» Document
★ ★ ★ ★
Long Beach may come second in city size next to Los Angeles in L.A. County, but it's no less varied in neighborhood diversity. (Although for outsiders, the city might draw images of either the semi-permanently docked Queen Mary or gang violence.) But to simply dismiss the state's 7th largest city as another L.A. suburb would be missing out on what it has to offer Southern California culture.

For instance, north of the downtown area is Bixby Knolls, named after the family who helped develop the once extensive ranch area during the late 19th century. Cambodia Town, or Little Phnom Penh, with the largest Cambodian community in the U.S. is just below Signal Hill, a separate city encircled by Long Beach. Cal State Long Beach sits on the east side. Adjacent to the water, pricier real estate line the sections of Belmont Shore and Naples.

Notable figures who grew up there are just as assorted. You're likely to recognize more than one Long Beach native among the long list of famous artists and athletes, depending on entertainment preference, like actress Cameron Diaz, basketball player Russell Westbrook, and rapper Snoop Dogg.

Signs of the city's modern industrial past from oil to auto to aerospace are not difficult to come across -- whether it's the oil derricks dotted here and there or the Port of Long Beach looming not too far from downtown. A heavy price for all the progress both present and previous is lower quality of air and water. Whereas recent reports indicate that the water quality has improved, Long Beach residents still face problems with air pollution. Yet generations of families have lived here and remain for the schools, cultural offerings, and laid back attitude of the LBC.
★ ★ ★ ★
» Dataset content
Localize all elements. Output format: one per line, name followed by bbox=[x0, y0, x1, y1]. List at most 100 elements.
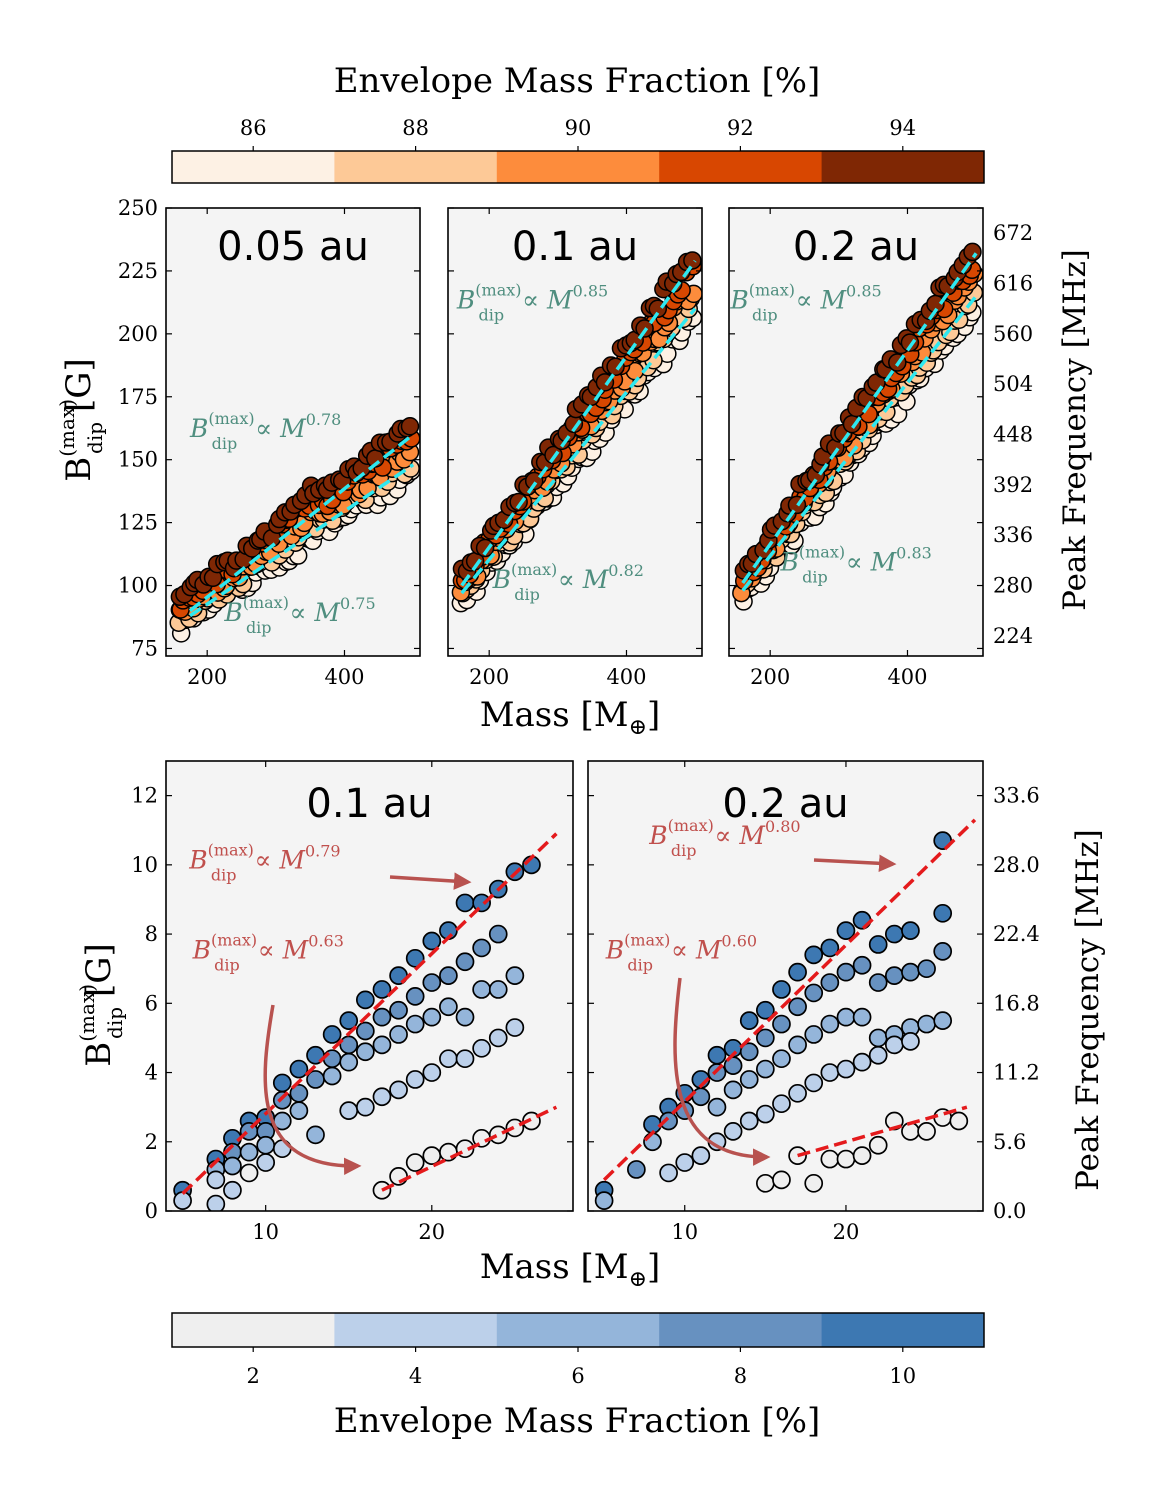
★ ★ ★ ★
» Tasks for this exercise
(a) In the Long Beach passage, can you reproduce the text from "Notable figures who" up to and including "of the LBC."?
(b) Which neighborhood lies north of the downtown area, according to the Long Beach passage?

» Answers to the problems
(a)
Notable figures who grew up there are just as assorted. You're likely to recognize more than one Long Beach native among the long list of famous artists and athletes, depending on entertainment preference, like actress Cameron Diaz, basketball player Russell Westbrook, and rapper Snoop Dogg.

Signs of the city's modern industrial past from oil to auto to aerospace are not difficult to come across -- whether it's the oil derricks dotted here and there or the Port of Long Beach looming not too far from downtown. A heavy price for all the progress both present and previous is lower quality of air and water. Whereas recent reports indicate that the water quality has improved, Long Beach residents still face problems with air pollution. Yet generations of families have lived here and remain for the schools, cultural offerings, and laid back attitude of the LBC.

(b) Bixby Knolls